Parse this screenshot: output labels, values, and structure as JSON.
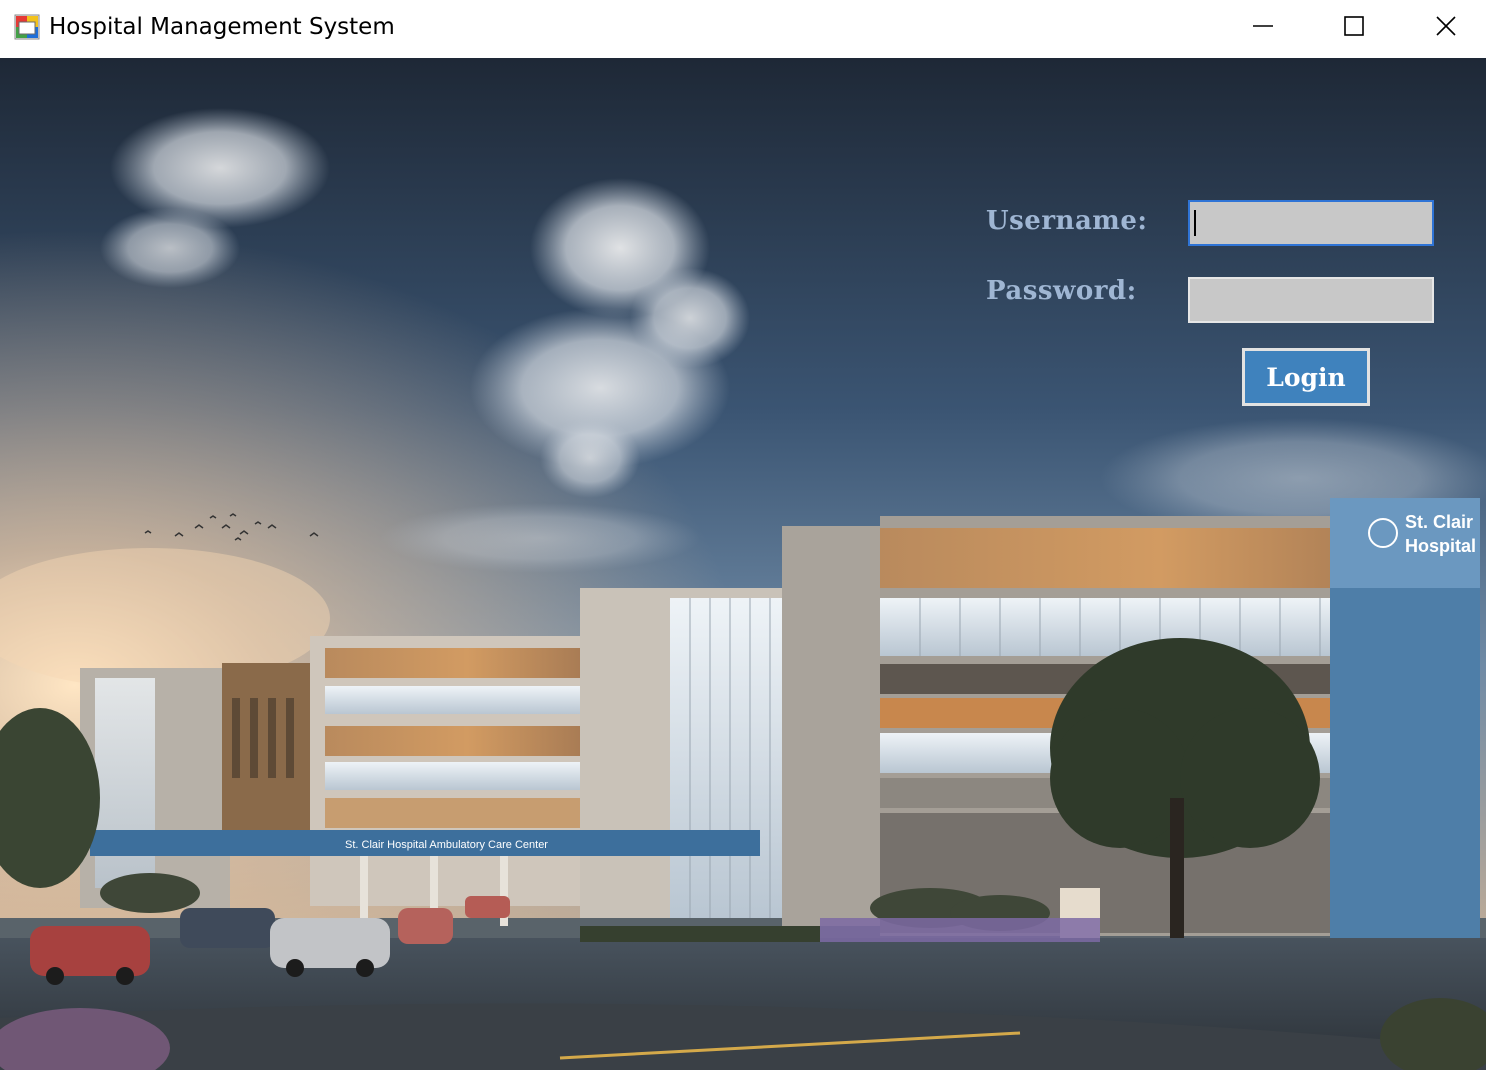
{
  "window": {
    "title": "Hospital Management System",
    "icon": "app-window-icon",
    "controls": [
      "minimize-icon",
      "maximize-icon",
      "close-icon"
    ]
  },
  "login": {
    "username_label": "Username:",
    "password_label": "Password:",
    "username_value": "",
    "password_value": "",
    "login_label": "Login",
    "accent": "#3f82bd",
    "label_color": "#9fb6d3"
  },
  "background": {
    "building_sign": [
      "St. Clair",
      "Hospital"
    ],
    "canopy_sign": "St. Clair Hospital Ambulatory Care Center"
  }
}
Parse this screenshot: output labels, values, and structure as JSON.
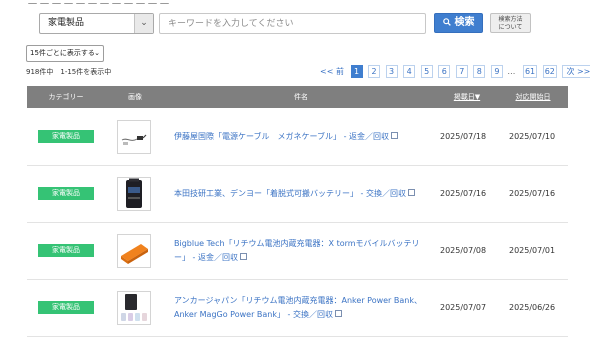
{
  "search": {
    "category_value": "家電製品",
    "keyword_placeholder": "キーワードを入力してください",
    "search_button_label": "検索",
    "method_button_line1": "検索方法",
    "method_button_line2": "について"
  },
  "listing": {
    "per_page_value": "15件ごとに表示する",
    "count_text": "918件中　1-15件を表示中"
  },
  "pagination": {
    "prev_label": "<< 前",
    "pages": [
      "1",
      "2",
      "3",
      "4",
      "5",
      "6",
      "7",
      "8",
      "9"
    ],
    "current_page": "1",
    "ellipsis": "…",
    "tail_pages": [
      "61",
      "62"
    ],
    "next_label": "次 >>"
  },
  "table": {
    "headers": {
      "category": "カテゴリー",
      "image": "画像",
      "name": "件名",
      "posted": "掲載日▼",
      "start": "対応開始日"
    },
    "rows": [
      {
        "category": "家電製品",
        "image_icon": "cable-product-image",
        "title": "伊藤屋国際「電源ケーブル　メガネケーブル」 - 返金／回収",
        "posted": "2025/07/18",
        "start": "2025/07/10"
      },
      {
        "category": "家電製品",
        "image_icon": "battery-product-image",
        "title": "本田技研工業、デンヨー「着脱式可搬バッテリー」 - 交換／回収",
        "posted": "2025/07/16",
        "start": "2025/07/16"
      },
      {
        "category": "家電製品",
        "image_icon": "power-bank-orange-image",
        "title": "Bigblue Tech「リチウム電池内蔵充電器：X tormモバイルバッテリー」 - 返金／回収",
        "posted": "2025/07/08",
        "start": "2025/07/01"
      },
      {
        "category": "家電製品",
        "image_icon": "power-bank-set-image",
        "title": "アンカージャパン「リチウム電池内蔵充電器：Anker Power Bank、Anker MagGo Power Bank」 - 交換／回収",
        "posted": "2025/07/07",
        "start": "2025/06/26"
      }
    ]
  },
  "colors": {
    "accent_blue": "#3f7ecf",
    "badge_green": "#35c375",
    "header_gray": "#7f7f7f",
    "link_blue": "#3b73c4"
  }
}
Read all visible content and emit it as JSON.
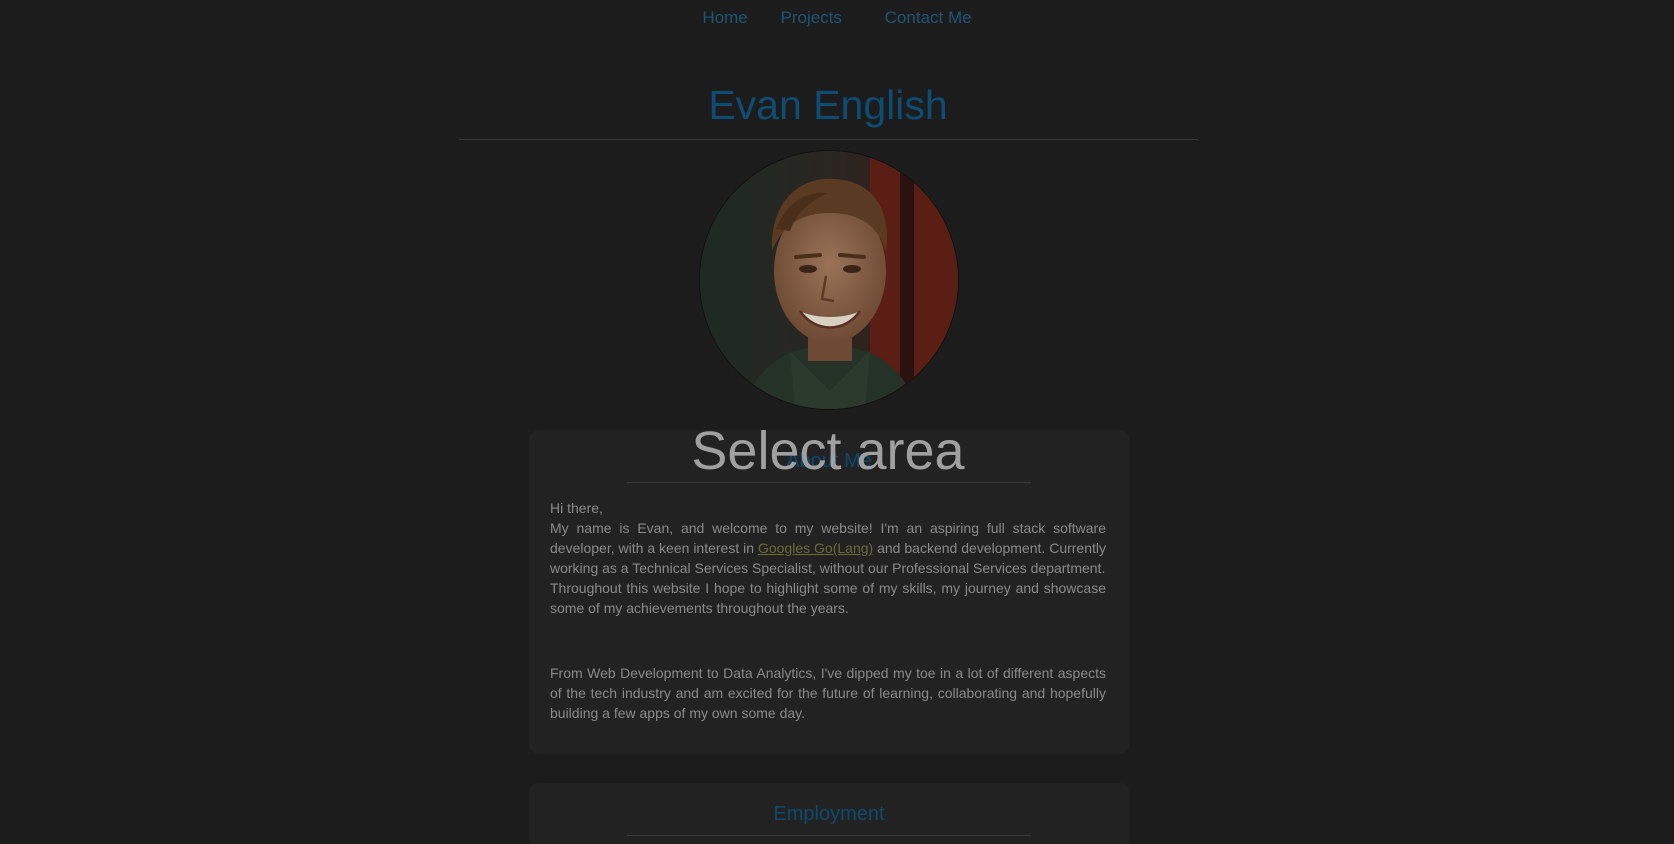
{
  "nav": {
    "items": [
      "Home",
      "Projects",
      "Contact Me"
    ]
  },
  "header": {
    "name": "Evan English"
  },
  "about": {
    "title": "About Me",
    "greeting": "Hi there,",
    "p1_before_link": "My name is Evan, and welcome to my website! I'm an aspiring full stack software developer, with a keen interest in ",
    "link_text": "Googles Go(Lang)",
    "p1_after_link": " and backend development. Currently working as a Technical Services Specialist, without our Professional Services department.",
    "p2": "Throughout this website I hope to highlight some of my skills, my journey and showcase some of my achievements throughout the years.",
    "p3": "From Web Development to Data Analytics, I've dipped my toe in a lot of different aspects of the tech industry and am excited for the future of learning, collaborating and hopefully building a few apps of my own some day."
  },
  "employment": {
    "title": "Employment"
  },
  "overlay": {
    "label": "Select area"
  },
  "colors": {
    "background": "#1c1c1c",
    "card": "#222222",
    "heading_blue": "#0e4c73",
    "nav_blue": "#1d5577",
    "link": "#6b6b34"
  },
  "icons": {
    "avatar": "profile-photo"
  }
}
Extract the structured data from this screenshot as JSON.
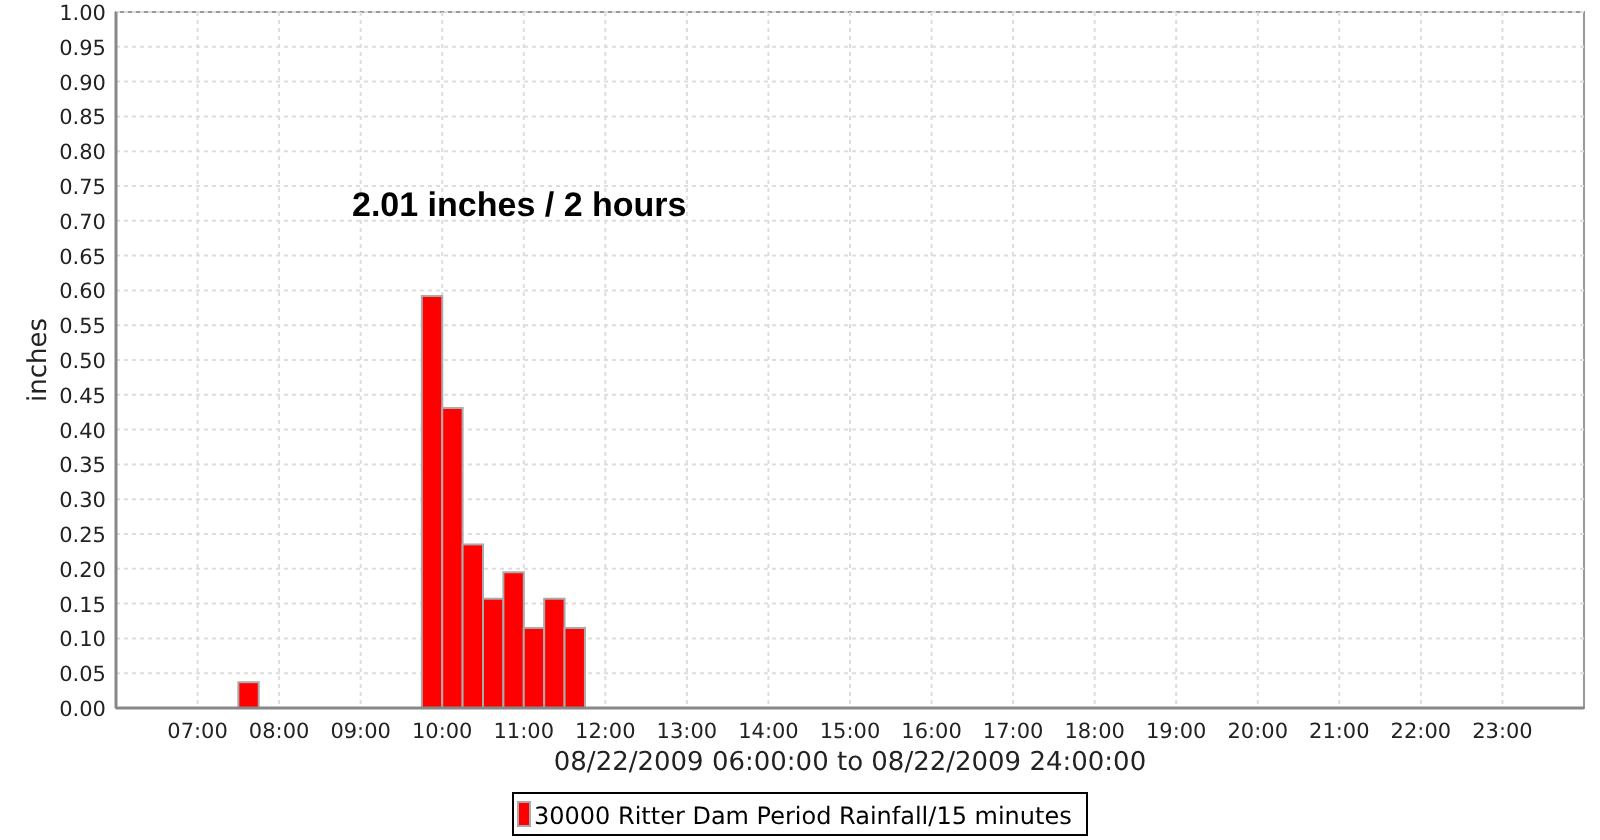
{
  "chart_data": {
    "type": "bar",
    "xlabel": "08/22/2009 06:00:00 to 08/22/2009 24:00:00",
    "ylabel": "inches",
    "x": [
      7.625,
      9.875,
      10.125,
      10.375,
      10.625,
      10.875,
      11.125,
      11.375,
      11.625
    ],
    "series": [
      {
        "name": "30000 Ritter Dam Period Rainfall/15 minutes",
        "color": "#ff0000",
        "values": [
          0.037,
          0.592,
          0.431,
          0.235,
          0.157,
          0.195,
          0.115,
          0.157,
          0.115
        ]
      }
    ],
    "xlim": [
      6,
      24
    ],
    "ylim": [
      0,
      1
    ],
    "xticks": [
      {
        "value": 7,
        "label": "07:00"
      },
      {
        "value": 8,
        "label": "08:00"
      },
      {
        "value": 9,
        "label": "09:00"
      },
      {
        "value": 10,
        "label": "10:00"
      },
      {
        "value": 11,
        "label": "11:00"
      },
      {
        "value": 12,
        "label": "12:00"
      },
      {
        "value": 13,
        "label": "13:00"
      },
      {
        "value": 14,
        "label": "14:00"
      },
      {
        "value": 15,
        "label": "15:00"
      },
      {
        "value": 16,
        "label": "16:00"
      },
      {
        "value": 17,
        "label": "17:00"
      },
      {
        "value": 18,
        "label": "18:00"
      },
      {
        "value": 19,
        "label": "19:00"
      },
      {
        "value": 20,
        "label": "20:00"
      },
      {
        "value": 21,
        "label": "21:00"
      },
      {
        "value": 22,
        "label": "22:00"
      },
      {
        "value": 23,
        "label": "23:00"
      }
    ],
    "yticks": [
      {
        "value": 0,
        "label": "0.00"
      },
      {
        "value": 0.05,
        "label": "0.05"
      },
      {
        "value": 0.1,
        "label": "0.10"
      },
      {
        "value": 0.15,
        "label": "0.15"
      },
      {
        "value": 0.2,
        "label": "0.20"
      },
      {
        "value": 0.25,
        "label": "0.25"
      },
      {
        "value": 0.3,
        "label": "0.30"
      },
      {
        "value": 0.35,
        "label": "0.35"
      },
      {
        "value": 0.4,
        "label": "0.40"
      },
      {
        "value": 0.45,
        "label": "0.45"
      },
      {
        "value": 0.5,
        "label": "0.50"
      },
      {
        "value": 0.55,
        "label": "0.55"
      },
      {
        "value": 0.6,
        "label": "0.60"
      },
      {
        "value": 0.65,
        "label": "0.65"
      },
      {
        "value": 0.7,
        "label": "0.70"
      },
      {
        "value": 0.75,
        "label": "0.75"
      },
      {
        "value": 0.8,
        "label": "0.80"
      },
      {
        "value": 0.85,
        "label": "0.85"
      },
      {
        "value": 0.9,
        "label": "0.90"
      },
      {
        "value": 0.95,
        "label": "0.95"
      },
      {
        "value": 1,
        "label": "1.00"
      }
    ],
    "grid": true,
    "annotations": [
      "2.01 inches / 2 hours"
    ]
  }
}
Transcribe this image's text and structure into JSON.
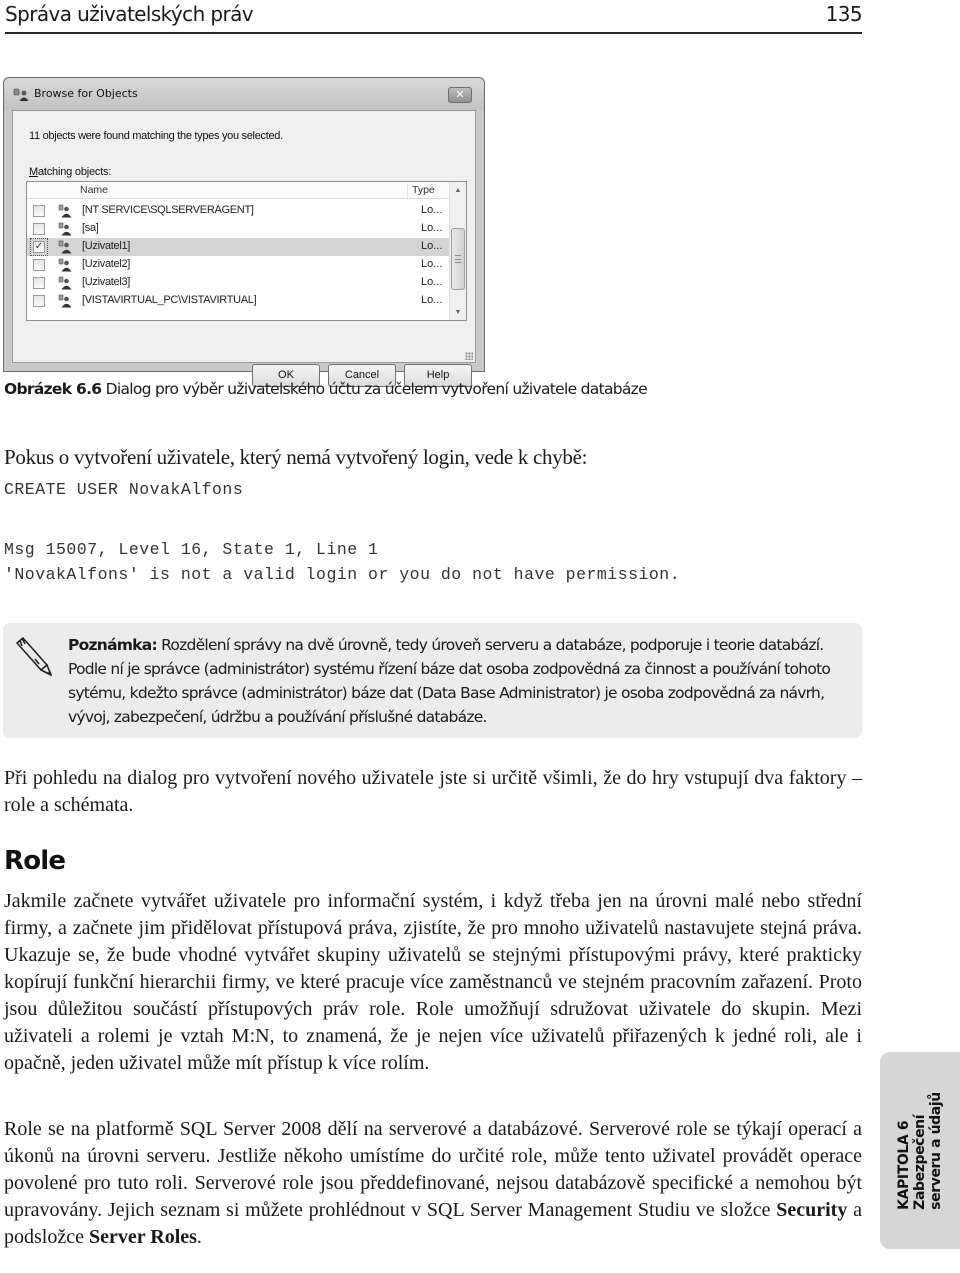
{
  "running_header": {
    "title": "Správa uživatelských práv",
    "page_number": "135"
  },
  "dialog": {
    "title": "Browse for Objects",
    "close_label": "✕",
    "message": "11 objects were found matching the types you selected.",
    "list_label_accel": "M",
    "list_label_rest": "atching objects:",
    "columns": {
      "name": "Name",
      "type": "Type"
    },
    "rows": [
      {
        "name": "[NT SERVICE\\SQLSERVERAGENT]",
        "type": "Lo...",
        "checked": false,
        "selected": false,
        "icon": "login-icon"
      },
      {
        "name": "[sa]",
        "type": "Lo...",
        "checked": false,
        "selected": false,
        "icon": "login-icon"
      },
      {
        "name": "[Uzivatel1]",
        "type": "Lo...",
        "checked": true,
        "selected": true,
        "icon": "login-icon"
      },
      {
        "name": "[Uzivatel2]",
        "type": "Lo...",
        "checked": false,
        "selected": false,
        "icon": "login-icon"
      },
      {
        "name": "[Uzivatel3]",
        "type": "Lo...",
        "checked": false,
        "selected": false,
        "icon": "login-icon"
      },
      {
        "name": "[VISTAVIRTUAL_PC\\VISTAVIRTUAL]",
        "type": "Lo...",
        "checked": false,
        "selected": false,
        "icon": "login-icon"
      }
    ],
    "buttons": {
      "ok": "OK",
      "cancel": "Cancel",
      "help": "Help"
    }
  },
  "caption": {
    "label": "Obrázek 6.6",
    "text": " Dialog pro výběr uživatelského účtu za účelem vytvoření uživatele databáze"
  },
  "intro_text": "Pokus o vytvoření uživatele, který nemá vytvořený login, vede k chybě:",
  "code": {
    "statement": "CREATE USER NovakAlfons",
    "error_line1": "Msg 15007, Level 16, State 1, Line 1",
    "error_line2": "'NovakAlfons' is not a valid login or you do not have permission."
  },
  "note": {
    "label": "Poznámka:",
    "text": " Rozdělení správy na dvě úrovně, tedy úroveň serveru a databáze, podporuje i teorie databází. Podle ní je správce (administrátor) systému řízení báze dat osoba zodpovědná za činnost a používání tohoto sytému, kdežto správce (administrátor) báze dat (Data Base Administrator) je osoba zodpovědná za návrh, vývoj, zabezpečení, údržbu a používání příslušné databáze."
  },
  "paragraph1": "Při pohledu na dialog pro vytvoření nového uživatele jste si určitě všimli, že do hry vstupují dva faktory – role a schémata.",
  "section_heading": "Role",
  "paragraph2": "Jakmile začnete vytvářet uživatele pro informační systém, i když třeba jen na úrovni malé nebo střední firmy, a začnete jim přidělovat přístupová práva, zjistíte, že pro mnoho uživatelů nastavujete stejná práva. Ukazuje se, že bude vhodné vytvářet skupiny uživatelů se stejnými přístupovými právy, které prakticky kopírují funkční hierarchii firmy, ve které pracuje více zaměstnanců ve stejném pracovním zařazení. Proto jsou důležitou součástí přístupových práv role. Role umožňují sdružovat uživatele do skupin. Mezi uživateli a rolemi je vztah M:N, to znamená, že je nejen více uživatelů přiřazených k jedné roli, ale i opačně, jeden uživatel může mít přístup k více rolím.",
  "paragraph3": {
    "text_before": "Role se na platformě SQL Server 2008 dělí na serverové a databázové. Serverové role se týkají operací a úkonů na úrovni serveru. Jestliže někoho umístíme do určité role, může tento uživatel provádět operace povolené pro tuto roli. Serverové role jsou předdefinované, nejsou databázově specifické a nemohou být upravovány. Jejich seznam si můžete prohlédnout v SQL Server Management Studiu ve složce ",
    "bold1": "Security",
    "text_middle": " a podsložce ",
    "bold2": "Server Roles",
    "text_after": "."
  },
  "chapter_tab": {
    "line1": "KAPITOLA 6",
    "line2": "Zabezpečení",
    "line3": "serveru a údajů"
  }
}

- **REQUIRED WORK**: Filter the listing above by the word "Clair"; copy each line that passes.

- **RESULT**:
      "St. Clair",
    "canopy_sign": "St. Clair Hospital Ambulatory Care Center"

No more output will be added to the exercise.